**Work to do**:
Return the material word for word. Do not include the pictures.

**Extracted information**:
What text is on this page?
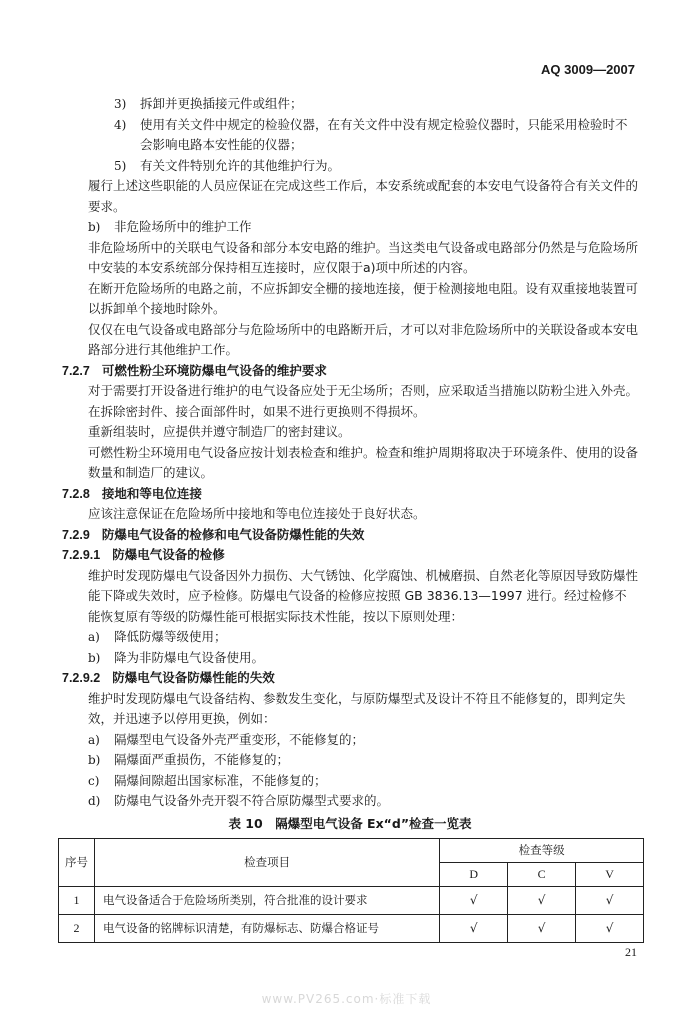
AQ 3009—2007
3)	拆卸并更换插接元件或组件；
4)	使用有关文件中规定的检验仪器，在有关文件中没有规定检验仪器时，只能采用检验时不会影响电路本安性能的仪器；
5)	有关文件特别允许的其他维护行为。

履行上述这些职能的人员应保证在完成这些工作后，本安系统或配套的本安电气设备符合有关文件的要求。

b)	非危险场所中的维护工作

非危险场所中的关联电气设备和部分本安电路的维护。当这类电气设备或电路部分仍然是与危险场所中安装的本安系统部分保持相互连接时，应仅限于a)项中所述的内容。

在断开危险场所的电路之前，不应拆卸安全栅的接地连接，便于检测接地电阻。设有双重接地装置可以拆卸单个接地时除外。

仅仅在电气设备或电路部分与危险场所中的电路断开后，才可以对非危险场所中的关联设备或本安电路部分进行其他维护工作。

7.2.7 可燃性粉尘环境防爆电气设备的维护要求

对于需要打开设备进行维护的电气设备应处于无尘场所；否则，应采取适当措施以防粉尘进入外壳。

在拆除密封件、接合面部件时，如果不进行更换则不得损坏。

重新组装时，应提供并遵守制造厂的密封建议。

可燃性粉尘环境用电气设备应按计划表检查和维护。检查和维护周期将取决于环境条件、使用的设备数量和制造厂的建议。

7.2.8 接地和等电位连接

应该注意保证在危险场所中接地和等电位连接处于良好状态。

7.2.9 防爆电气设备的检修和电气设备防爆性能的失效
7.2.9.1 防爆电气设备的检修

维护时发现防爆电气设备因外力损伤、大气锈蚀、化学腐蚀、机械磨损、自然老化等原因导致防爆性能下降或失效时，应予检修。防爆电气设备的检修应按照 GB 3836.13—1997 进行。经过检修不能恢复原有等级的防爆性能可根据实际技术性能，按以下原则处理：

a)	降低防爆等级使用；
b)	降为非防爆电气设备使用。
7.2.9.2 防爆电气设备防爆性能的失效

维护时发现防爆电气设备结构、参数发生变化，与原防爆型式及设计不符且不能修复的，即判定失效，并迅速予以停用更换，例如：

a)	隔爆型电气设备外壳严重变形，不能修复的；
b)	隔爆面严重损伤，不能修复的；
c)	隔爆间隙超出国家标准，不能修复的；
d)	防爆电气设备外壳开裂不符合原防爆型式要求的。
表 10　隔爆型电气设备 Ex“d”检查一览表
序号	检查项目	检查等级		
		D	C	V
1	电气设备适合于危险场所类别，符合批准的设计要求	√	√	√
2	电气设备的铭牌标识清楚，有防爆标志、防爆合格证号	√	√	√
21
www.PV265.com·标准下载
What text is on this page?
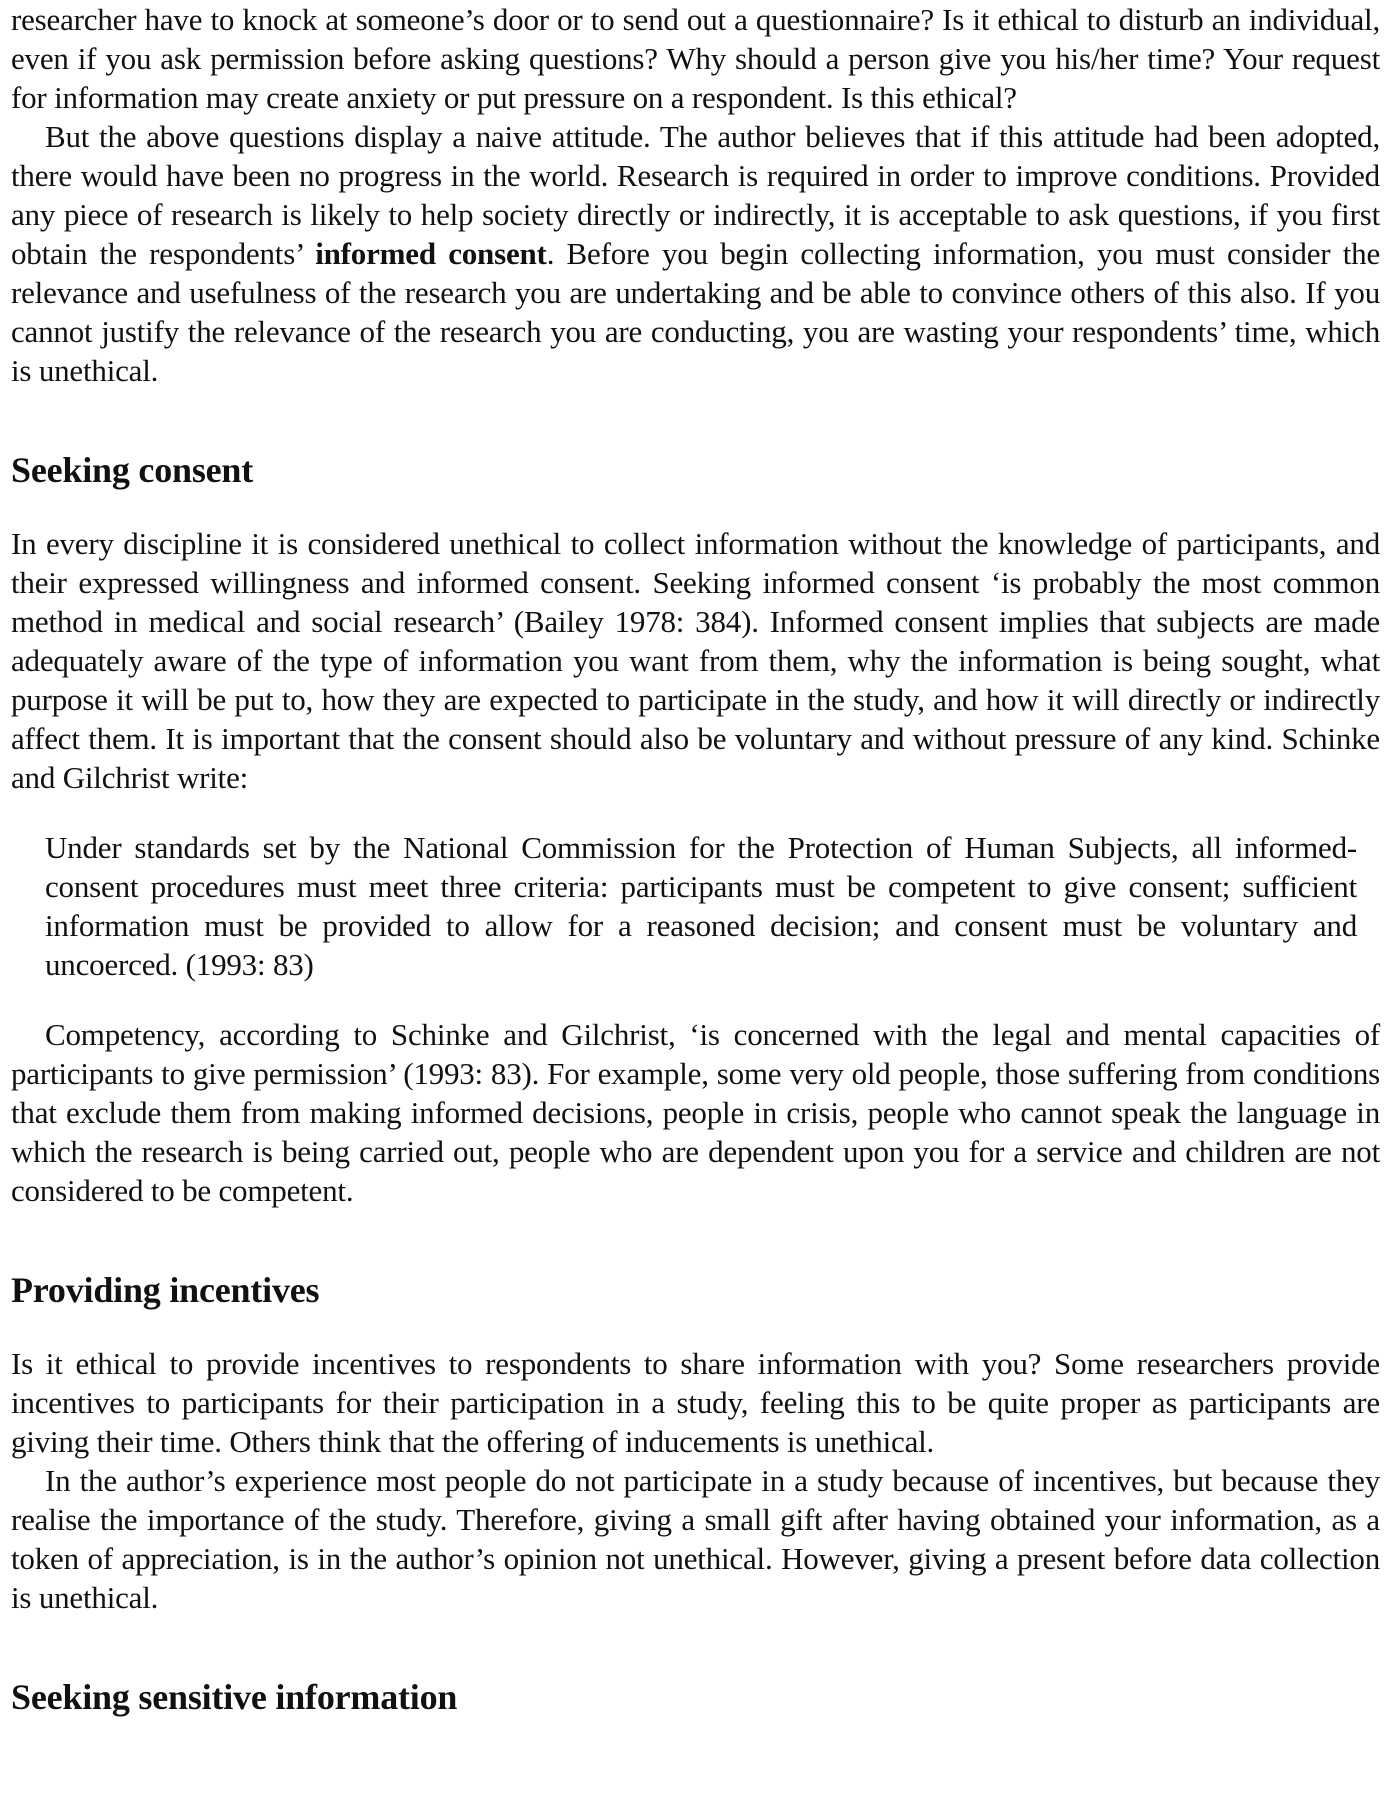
researcher have to knock at someone’s door or to send out a questionnaire? Is it ethical to disturb an individual, even if you ask permission before asking questions? Why should a person give you his/her time? Your request for information may create anxiety or put pressure on a respondent. Is this ethical?

But the above questions display a naive attitude. The author believes that if this attitude had been adopted, there would have been no progress in the world. Research is required in order to improve conditions. Provided any piece of research is likely to help society directly or indirectly, it is acceptable to ask questions, if you first obtain the respondents’ informed consent. Before you begin collecting information, you must consider the relevance and usefulness of the research you are undertaking and be able to convince others of this also. If you cannot justify the relevance of the research you are conducting, you are wasting your respondents’ time, which is unethical.

Seeking consent

In every discipline it is considered unethical to collect information without the knowledge of participants, and their expressed willingness and informed consent. Seeking informed consent ‘is probably the most common method in medical and social research’ (Bailey 1978: 384). Informed consent implies that subjects are made adequately aware of the type of information you want from them, why the information is being sought, what purpose it will be put to, how they are expected to participate in the study, and how it will directly or indirectly affect them. It is important that the consent should also be voluntary and without pressure of any kind. Schinke and Gilchrist write:

Under standards set by the National Commission for the Protection of Human Subjects, all informed-consent procedures must meet three criteria: participants must be competent to give consent; sufficient information must be provided to allow for a reasoned decision; and consent must be voluntary and uncoerced. (1993: 83)

Competency, according to Schinke and Gilchrist, ‘is concerned with the legal and mental capacities of participants to give permission’ (1993: 83). For example, some very old people, those suffering from conditions that exclude them from making informed decisions, people in crisis, people who cannot speak the language in which the research is being carried out, people who are dependent upon you for a service and children are not considered to be competent.

Providing incentives

Is it ethical to provide incentives to respondents to share information with you? Some researchers provide incentives to participants for their participation in a study, feeling this to be quite proper as participants are giving their time. Others think that the offering of inducements is unethical.

In the author’s experience most people do not participate in a study because of incentives, but because they realise the importance of the study. Therefore, giving a small gift after having obtained your information, as a token of appreciation, is in the author’s opinion not unethical. However, giving a present before data collection is unethical.

Seeking sensitive information
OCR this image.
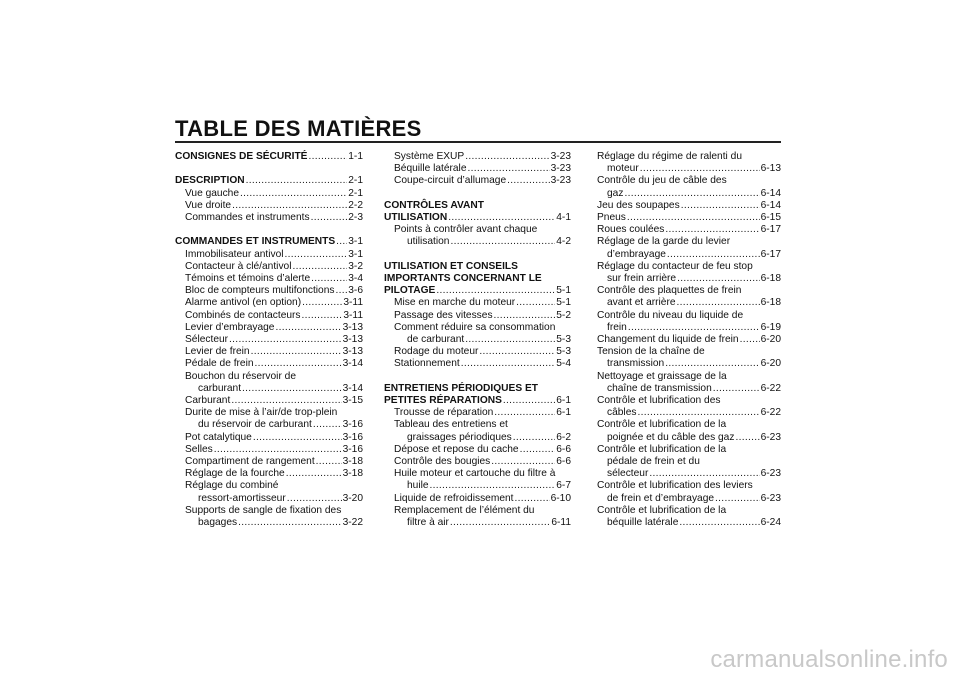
TABLE DES MATIÈRES
CONSIGNES DE SÉCURITÉ .....	1-1
DESCRIPTION .....	2-1
Vue gauche .....	2-1
Vue droite .....	2-2
Commandes et instruments .....	2-3
COMMANDES ET INSTRUMENTS ..... 3-1
Immobilisateur antivol .....	3-1
Contacteur à clé/antivol .....	3-2
Témoins et témoins d’alerte .....	3-4
Bloc de compteurs multifonctions ..... 3-6
Alarme antivol (en option) .....	3-11
Combinés de contacteurs .....	3-11
Levier d’embrayage .....	3-13
Sélecteur .....	3-13
Levier de frein .....	3-13
Pédale de frein .....	3-14
Bouchon du réservoir de
carburant .....	3-14
Carburant .....	3-15
Durite de mise à l’air/de trop-plein
du réservoir de carburant .....	3-16
Pot catalytique .....	3-16
Selles .....	3-16
Compartiment de rangement .....	3-18
Réglage de la fourche .....	3-18
Réglage du combiné
ressort-amortisseur .....	3-20
Supports de sangle de fixation des
bagages .....	3-22
Système EXUP .....	3-23
Béquille latérale .....	3-23
Coupe-circuit d’allumage .....	3-23
CONTRÔLES AVANT
UTILISATION .....	4-1
Points à contrôler avant chaque
utilisation .....	4-2
UTILISATION ET CONSEILS
IMPORTANTS CONCERNANT LE
PILOTAGE .....	5-1
Mise en marche du moteur .....	5-1
Passage des vitesses .....	5-2
Comment réduire sa consommation
de carburant .....	5-3
Rodage du moteur .....	5-3
Stationnement .....	5-4
ENTRETIENS PÉRIODIQUES ET
PETITES RÉPARATIONS .....	6-1
Trousse de réparation .....	6-1
Tableau des entretiens et
graissages périodiques .....	6-2
Dépose et repose du cache .....	6-6
Contrôle des bougies .....	6-6
Huile moteur et cartouche du filtre à
huile .....	6-7
Liquide de refroidissement .....	6-10
Remplacement de l’élément du
filtre à air .....	6-11
Réglage du régime de ralenti du
moteur .....	6-13
Contrôle du jeu de câble des
gaz .....	6-14
Jeu des soupapes .....	6-14
Pneus .....	6-15
Roues coulées .....	6-17
Réglage de la garde du levier
d’embrayage .....	6-17
Réglage du contacteur de feu stop
sur frein arrière .....	6-18
Contrôle des plaquettes de frein
avant et arrière .....	6-18
Contrôle du niveau du liquide de
frein .....	6-19
Changement du liquide de frein ..... 6-20
Tension de la chaîne de
transmission .....	6-20
Nettoyage et graissage de la
chaîne de transmission .....	6-22
Contrôle et lubrification des
câbles .....	6-22
Contrôle et lubrification de la
poignée et du câble des gaz .....	6-23
Contrôle et lubrification de la
pédale de frein et du
sélecteur .....	6-23
Contrôle et lubrification des leviers
de frein et d’embrayage .....	6-23
Contrôle et lubrification de la
béquille latérale .....	6-24
carmanualsonline.info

**Answer to the exercise**:
What text is on this page?
AQ 3009—2007
3)	拆卸并更换插接元件或组件；
4)	使用有关文件中规定的检验仪器，在有关文件中没有规定检验仪器时，只能采用检验时不会影响电路本安性能的仪器；
5)	有关文件特别允许的其他维护行为。

履行上述这些职能的人员应保证在完成这些工作后，本安系统或配套的本安电气设备符合有关文件的要求。

b)	非危险场所中的维护工作

非危险场所中的关联电气设备和部分本安电路的维护。当这类电气设备或电路部分仍然是与危险场所中安装的本安系统部分保持相互连接时，应仅限于a)项中所述的内容。

在断开危险场所的电路之前，不应拆卸安全栅的接地连接，便于检测接地电阻。设有双重接地装置可以拆卸单个接地时除外。

仅仅在电气设备或电路部分与危险场所中的电路断开后，才可以对非危险场所中的关联设备或本安电路部分进行其他维护工作。

7.2.7 可燃性粉尘环境防爆电气设备的维护要求

对于需要打开设备进行维护的电气设备应处于无尘场所；否则，应采取适当措施以防粉尘进入外壳。

在拆除密封件、接合面部件时，如果不进行更换则不得损坏。

重新组装时，应提供并遵守制造厂的密封建议。

可燃性粉尘环境用电气设备应按计划表检查和维护。检查和维护周期将取决于环境条件、使用的设备数量和制造厂的建议。

7.2.8 接地和等电位连接

应该注意保证在危险场所中接地和等电位连接处于良好状态。

7.2.9 防爆电气设备的检修和电气设备防爆性能的失效
7.2.9.1 防爆电气设备的检修

维护时发现防爆电气设备因外力损伤、大气锈蚀、化学腐蚀、机械磨损、自然老化等原因导致防爆性能下降或失效时，应予检修。防爆电气设备的检修应按照 GB 3836.13—1997 进行。经过检修不能恢复原有等级的防爆性能可根据实际技术性能，按以下原则处理：

a)	降低防爆等级使用；
b)	降为非防爆电气设备使用。
7.2.9.2 防爆电气设备防爆性能的失效

维护时发现防爆电气设备结构、参数发生变化，与原防爆型式及设计不符且不能修复的，即判定失效，并迅速予以停用更换，例如：

a)	隔爆型电气设备外壳严重变形，不能修复的；
b)	隔爆面严重损伤，不能修复的；
c)	隔爆间隙超出国家标准，不能修复的；
d)	防爆电气设备外壳开裂不符合原防爆型式要求的。
表 10　隔爆型电气设备 Ex“d”检查一览表
序号	检查项目	检查等级		
		D	C	V
1	电气设备适合于危险场所类别，符合批准的设计要求	√	√	√
2	电气设备的铭牌标识清楚，有防爆标志、防爆合格证号	√	√	√
21
www.PV265.com·标准下载
What text is on this page?
researcher have to knock at someone’s door or to send out a questionnaire? Is it ethical to disturb an individual, even if you ask permission before asking questions? Why should a person give you his/her time? Your request for information may create anxiety or put pressure on a respondent. Is this ethical?

But the above questions display a naive attitude. The author believes that if this attitude had been adopted, there would have been no progress in the world. Research is required in order to improve conditions. Provided any piece of research is likely to help society directly or indirectly, it is acceptable to ask questions, if you first obtain the respondents’ informed consent. Before you begin collecting information, you must consider the relevance and usefulness of the research you are undertaking and be able to convince others of this also. If you cannot justify the relevance of the research you are conducting, you are wasting your respondents’ time, which is unethical.

Seeking consent

In every discipline it is considered unethical to collect information without the knowledge of participants, and their expressed willingness and informed consent. Seeking informed consent ‘is probably the most common method in medical and social research’ (Bailey 1978: 384). Informed consent implies that subjects are made adequately aware of the type of information you want from them, why the information is being sought, what purpose it will be put to, how they are expected to participate in the study, and how it will directly or indirectly affect them. It is important that the consent should also be voluntary and without pressure of any kind. Schinke and Gilchrist write:

Under standards set by the National Commission for the Protection of Human Subjects, all informed-consent procedures must meet three criteria: participants must be competent to give consent; sufficient information must be provided to allow for a reasoned decision; and consent must be voluntary and uncoerced. (1993: 83)

Competency, according to Schinke and Gilchrist, ‘is concerned with the legal and mental capacities of participants to give permission’ (1993: 83). For example, some very old people, those suffering from conditions that exclude them from making informed decisions, people in crisis, people who cannot speak the language in which the research is being carried out, people who are dependent upon you for a service and children are not considered to be competent.

Providing incentives

Is it ethical to provide incentives to respondents to share information with you? Some researchers provide incentives to participants for their participation in a study, feeling this to be quite proper as participants are giving their time. Others think that the offering of inducements is unethical.

In the author’s experience most people do not participate in a study because of incentives, but because they realise the importance of the study. Therefore, giving a small gift after having obtained your information, as a token of appreciation, is in the author’s opinion not unethical. However, giving a present before data collection is unethical.

Seeking sensitive information
OCR this image.
TABLE DES MATIÈRES
CONSIGNES DE SÉCURITÉ .....	1-1
DESCRIPTION .....	2-1
Vue gauche .....	2-1
Vue droite .....	2-2
Commandes et instruments .....	2-3
COMMANDES ET INSTRUMENTS ..... 3-1
Immobilisateur antivol .....	3-1
Contacteur à clé/antivol .....	3-2
Témoins et témoins d’alerte .....	3-4
Bloc de compteurs multifonctions ..... 3-6
Alarme antivol (en option) .....	3-11
Combinés de contacteurs .....	3-11
Levier d’embrayage .....	3-13
Sélecteur .....	3-13
Levier de frein .....	3-13
Pédale de frein .....	3-14
Bouchon du réservoir de
carburant .....	3-14
Carburant .....	3-15
Durite de mise à l’air/de trop-plein
du réservoir de carburant .....	3-16
Pot catalytique .....	3-16
Selles .....	3-16
Compartiment de rangement .....	3-18
Réglage de la fourche .....	3-18
Réglage du combiné
ressort-amortisseur .....	3-20
Supports de sangle de fixation des
bagages .....	3-22
Système EXUP .....	3-23
Béquille latérale .....	3-23
Coupe-circuit d’allumage .....	3-23
CONTRÔLES AVANT
UTILISATION .....	4-1
Points à contrôler avant chaque
utilisation .....	4-2
UTILISATION ET CONSEILS
IMPORTANTS CONCERNANT LE
PILOTAGE .....	5-1
Mise en marche du moteur .....	5-1
Passage des vitesses .....	5-2
Comment réduire sa consommation
de carburant .....	5-3
Rodage du moteur .....	5-3
Stationnement .....	5-4
ENTRETIENS PÉRIODIQUES ET
PETITES RÉPARATIONS .....	6-1
Trousse de réparation .....	6-1
Tableau des entretiens et
graissages périodiques .....	6-2
Dépose et repose du cache .....	6-6
Contrôle des bougies .....	6-6
Huile moteur et cartouche du filtre à
huile .....	6-7
Liquide de refroidissement .....	6-10
Remplacement de l’élément du
filtre à air .....	6-11
Réglage du régime de ralenti du
moteur .....	6-13
Contrôle du jeu de câble des
gaz .....	6-14
Jeu des soupapes .....	6-14
Pneus .....	6-15
Roues coulées .....	6-17
Réglage de la garde du levier
d’embrayage .....	6-17
Réglage du contacteur de feu stop
sur frein arrière .....	6-18
Contrôle des plaquettes de frein
avant et arrière .....	6-18
Contrôle du niveau du liquide de
frein .....	6-19
Changement du liquide de frein ..... 6-20
Tension de la chaîne de
transmission .....	6-20
Nettoyage et graissage de la
chaîne de transmission .....	6-22
Contrôle et lubrification des
câbles .....	6-22
Contrôle et lubrification de la
poignée et du câble des gaz .....	6-23
Contrôle et lubrification de la
pédale de frein et du
sélecteur .....	6-23
Contrôle et lubrification des leviers
de frein et d’embrayage .....	6-23
Contrôle et lubrification de la
béquille latérale .....	6-24
carmanualsonline.info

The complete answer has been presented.